- [INSTRUCTIONS FOR THE TASK] Extract the complete listing and output it unchanged.

Saved data entries:
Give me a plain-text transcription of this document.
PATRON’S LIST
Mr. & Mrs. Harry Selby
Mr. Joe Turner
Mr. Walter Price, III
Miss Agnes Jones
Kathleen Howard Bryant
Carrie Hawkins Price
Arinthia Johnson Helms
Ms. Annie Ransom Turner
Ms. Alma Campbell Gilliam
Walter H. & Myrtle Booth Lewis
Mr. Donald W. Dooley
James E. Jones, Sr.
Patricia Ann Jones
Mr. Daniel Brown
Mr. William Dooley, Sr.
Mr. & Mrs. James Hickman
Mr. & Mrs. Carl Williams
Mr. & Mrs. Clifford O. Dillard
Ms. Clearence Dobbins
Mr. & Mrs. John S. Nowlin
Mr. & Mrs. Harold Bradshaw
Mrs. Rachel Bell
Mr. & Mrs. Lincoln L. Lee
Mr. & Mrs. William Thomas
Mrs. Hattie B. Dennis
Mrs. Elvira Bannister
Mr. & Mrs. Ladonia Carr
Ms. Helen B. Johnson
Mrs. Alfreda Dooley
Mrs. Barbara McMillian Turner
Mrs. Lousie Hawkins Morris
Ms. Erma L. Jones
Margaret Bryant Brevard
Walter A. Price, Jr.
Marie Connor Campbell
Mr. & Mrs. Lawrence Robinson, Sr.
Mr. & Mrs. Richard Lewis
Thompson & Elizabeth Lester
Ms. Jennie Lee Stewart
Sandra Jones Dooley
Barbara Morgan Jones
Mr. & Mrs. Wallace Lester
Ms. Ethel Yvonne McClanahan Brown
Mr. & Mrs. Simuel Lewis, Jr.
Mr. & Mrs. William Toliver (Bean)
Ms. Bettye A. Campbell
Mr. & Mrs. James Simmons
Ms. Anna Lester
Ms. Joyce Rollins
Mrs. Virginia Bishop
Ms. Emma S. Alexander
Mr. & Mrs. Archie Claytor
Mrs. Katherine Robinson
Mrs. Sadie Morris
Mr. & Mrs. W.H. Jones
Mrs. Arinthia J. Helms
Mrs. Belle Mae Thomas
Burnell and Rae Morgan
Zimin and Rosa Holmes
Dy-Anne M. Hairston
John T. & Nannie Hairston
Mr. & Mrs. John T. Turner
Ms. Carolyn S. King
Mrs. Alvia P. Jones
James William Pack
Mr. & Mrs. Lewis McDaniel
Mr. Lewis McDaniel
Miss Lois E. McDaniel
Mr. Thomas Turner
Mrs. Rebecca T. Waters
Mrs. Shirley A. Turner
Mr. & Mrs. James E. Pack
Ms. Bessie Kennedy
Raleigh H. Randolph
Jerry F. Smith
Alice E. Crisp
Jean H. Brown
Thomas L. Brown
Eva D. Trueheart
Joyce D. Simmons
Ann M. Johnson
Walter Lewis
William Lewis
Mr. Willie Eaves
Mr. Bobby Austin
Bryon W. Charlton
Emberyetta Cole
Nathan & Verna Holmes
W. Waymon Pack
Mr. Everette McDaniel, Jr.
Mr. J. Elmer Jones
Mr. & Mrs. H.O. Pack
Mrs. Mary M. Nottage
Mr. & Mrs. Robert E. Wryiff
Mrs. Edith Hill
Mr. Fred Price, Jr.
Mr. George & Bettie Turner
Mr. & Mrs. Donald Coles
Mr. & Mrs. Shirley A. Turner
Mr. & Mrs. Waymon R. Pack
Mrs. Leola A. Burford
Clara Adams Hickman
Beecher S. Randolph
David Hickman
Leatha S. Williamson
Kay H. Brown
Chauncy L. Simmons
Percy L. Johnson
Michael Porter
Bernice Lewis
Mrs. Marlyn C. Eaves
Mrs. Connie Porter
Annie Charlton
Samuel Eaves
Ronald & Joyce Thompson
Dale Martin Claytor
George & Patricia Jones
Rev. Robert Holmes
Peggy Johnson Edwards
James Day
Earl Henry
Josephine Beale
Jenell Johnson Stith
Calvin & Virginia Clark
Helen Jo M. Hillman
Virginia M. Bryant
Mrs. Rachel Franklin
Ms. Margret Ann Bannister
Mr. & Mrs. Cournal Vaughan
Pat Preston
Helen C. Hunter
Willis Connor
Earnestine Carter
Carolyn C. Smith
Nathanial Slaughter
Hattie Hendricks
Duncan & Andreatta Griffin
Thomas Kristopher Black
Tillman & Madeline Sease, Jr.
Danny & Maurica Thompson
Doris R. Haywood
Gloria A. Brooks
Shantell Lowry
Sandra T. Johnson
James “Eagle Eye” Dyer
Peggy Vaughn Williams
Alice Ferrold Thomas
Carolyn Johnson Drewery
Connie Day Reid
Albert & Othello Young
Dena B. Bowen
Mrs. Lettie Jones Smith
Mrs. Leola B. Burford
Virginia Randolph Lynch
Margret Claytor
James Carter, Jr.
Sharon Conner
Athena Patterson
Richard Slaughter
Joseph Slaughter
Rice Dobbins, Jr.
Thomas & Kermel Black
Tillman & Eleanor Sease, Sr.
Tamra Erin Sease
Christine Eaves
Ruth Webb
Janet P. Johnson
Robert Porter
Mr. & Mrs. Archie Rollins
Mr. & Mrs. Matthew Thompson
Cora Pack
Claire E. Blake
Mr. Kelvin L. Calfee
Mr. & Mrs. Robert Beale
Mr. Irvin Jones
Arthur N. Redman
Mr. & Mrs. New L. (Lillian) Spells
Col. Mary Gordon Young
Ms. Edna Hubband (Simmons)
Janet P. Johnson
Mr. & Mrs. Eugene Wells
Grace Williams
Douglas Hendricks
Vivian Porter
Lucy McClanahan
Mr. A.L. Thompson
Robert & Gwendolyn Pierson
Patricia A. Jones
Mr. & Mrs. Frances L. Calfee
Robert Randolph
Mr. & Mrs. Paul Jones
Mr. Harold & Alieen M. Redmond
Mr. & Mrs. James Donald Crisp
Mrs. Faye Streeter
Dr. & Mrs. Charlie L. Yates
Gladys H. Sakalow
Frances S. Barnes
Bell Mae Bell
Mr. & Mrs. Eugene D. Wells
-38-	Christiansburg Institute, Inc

- [REPLY TO THE EXERCISE]
Give me a plain-text transcription of this document.
PATRON’S LIST
Mr. & Mrs. Harry Selby
Mr. Joe Turner
Mr. Walter Price, III
Miss Agnes Jones
Kathleen Howard Bryant
Carrie Hawkins Price
Arinthia Johnson Helms
Ms. Annie Ransom Turner
Ms. Alma Campbell Gilliam
Walter H. & Myrtle Booth Lewis
Mr. Donald W. Dooley
James E. Jones, Sr.
Patricia Ann Jones
Mr. Daniel Brown
Mr. William Dooley, Sr.
Mr. & Mrs. James Hickman
Mr. & Mrs. Carl Williams
Mr. & Mrs. Clifford O. Dillard
Ms. Clearence Dobbins
Mr. & Mrs. John S. Nowlin
Mr. & Mrs. Harold Bradshaw
Mrs. Rachel Bell
Mr. & Mrs. Lincoln L. Lee
Mr. & Mrs. William Thomas
Mrs. Hattie B. Dennis
Mrs. Elvira Bannister
Mr. & Mrs. Ladonia Carr
Ms. Helen B. Johnson
Mrs. Alfreda Dooley
Mrs. Barbara McMillian Turner
Mrs. Lousie Hawkins Morris
Ms. Erma L. Jones
Margaret Bryant Brevard
Walter A. Price, Jr.
Marie Connor Campbell
Mr. & Mrs. Lawrence Robinson, Sr.
Mr. & Mrs. Richard Lewis
Thompson & Elizabeth Lester
Ms. Jennie Lee Stewart
Sandra Jones Dooley
Barbara Morgan Jones
Mr. & Mrs. Wallace Lester
Ms. Ethel Yvonne McClanahan Brown
Mr. & Mrs. Simuel Lewis, Jr.
Mr. & Mrs. William Toliver (Bean)
Ms. Bettye A. Campbell
Mr. & Mrs. James Simmons
Ms. Anna Lester
Ms. Joyce Rollins
Mrs. Virginia Bishop
Ms. Emma S. Alexander
Mr. & Mrs. Archie Claytor
Mrs. Katherine Robinson
Mrs. Sadie Morris
Mr. & Mrs. W.H. Jones
Mrs. Arinthia J. Helms
Mrs. Belle Mae Thomas
Burnell and Rae Morgan
Zimin and Rosa Holmes
Dy-Anne M. Hairston
John T. & Nannie Hairston
Mr. & Mrs. John T. Turner
Ms. Carolyn S. King
Mrs. Alvia P. Jones
James William Pack
Mr. & Mrs. Lewis McDaniel
Mr. Lewis McDaniel
Miss Lois E. McDaniel
Mr. Thomas Turner
Mrs. Rebecca T. Waters
Mrs. Shirley A. Turner
Mr. & Mrs. James E. Pack
Ms. Bessie Kennedy
Raleigh H. Randolph
Jerry F. Smith
Alice E. Crisp
Jean H. Brown
Thomas L. Brown
Eva D. Trueheart
Joyce D. Simmons
Ann M. Johnson
Walter Lewis
William Lewis
Mr. Willie Eaves
Mr. Bobby Austin
Bryon W. Charlton
Emberyetta Cole
Nathan & Verna Holmes
W. Waymon Pack
Mr. Everette McDaniel, Jr.
Mr. J. Elmer Jones
Mr. & Mrs. H.O. Pack
Mrs. Mary M. Nottage
Mr. & Mrs. Robert E. Wryiff
Mrs. Edith Hill
Mr. Fred Price, Jr.
Mr. George & Bettie Turner
Mr. & Mrs. Donald Coles
Mr. & Mrs. Shirley A. Turner
Mr. & Mrs. Waymon R. Pack
Mrs. Leola A. Burford
Clara Adams Hickman
Beecher S. Randolph
David Hickman
Leatha S. Williamson
Kay H. Brown
Chauncy L. Simmons
Percy L. Johnson
Michael Porter
Bernice Lewis
Mrs. Marlyn C. Eaves
Mrs. Connie Porter
Annie Charlton
Samuel Eaves
Ronald & Joyce Thompson
Dale Martin Claytor
George & Patricia Jones
Rev. Robert Holmes
Peggy Johnson Edwards
James Day
Earl Henry
Josephine Beale
Jenell Johnson Stith
Calvin & Virginia Clark
Helen Jo M. Hillman
Virginia M. Bryant
Mrs. Rachel Franklin
Ms. Margret Ann Bannister
Mr. & Mrs. Cournal Vaughan
Pat Preston
Helen C. Hunter
Willis Connor
Earnestine Carter
Carolyn C. Smith
Nathanial Slaughter
Hattie Hendricks
Duncan & Andreatta Griffin
Thomas Kristopher Black
Tillman & Madeline Sease, Jr.
Danny & Maurica Thompson
Doris R. Haywood
Gloria A. Brooks
Shantell Lowry
Sandra T. Johnson
James “Eagle Eye” Dyer
Peggy Vaughn Williams
Alice Ferrold Thomas
Carolyn Johnson Drewery
Connie Day Reid
Albert & Othello Young
Dena B. Bowen
Mrs. Lettie Jones Smith
Mrs. Leola B. Burford
Virginia Randolph Lynch
Margret Claytor
James Carter, Jr.
Sharon Conner
Athena Patterson
Richard Slaughter
Joseph Slaughter
Rice Dobbins, Jr.
Thomas & Kermel Black
Tillman & Eleanor Sease, Sr.
Tamra Erin Sease
Christine Eaves
Ruth Webb
Janet P. Johnson
Robert Porter
Mr. & Mrs. Archie Rollins
Mr. & Mrs. Matthew Thompson
Cora Pack
Claire E. Blake
Mr. Kelvin L. Calfee
Mr. & Mrs. Robert Beale
Mr. Irvin Jones
Arthur N. Redman
Mr. & Mrs. New L. (Lillian) Spells
Col. Mary Gordon Young
Ms. Edna Hubband (Simmons)
Janet P. Johnson
Mr. & Mrs. Eugene Wells
Grace Williams
Douglas Hendricks
Vivian Porter
Lucy McClanahan
Mr. A.L. Thompson
Robert & Gwendolyn Pierson
Patricia A. Jones
Mr. & Mrs. Frances L. Calfee
Robert Randolph
Mr. & Mrs. Paul Jones
Mr. Harold & Alieen M. Redmond
Mr. & Mrs. James Donald Crisp
Mrs. Faye Streeter
Dr. & Mrs. Charlie L. Yates
Gladys H. Sakalow
Frances S. Barnes
Bell Mae Bell
Mr. & Mrs. Eugene D. Wells
-38-	Christiansburg Institute, Inc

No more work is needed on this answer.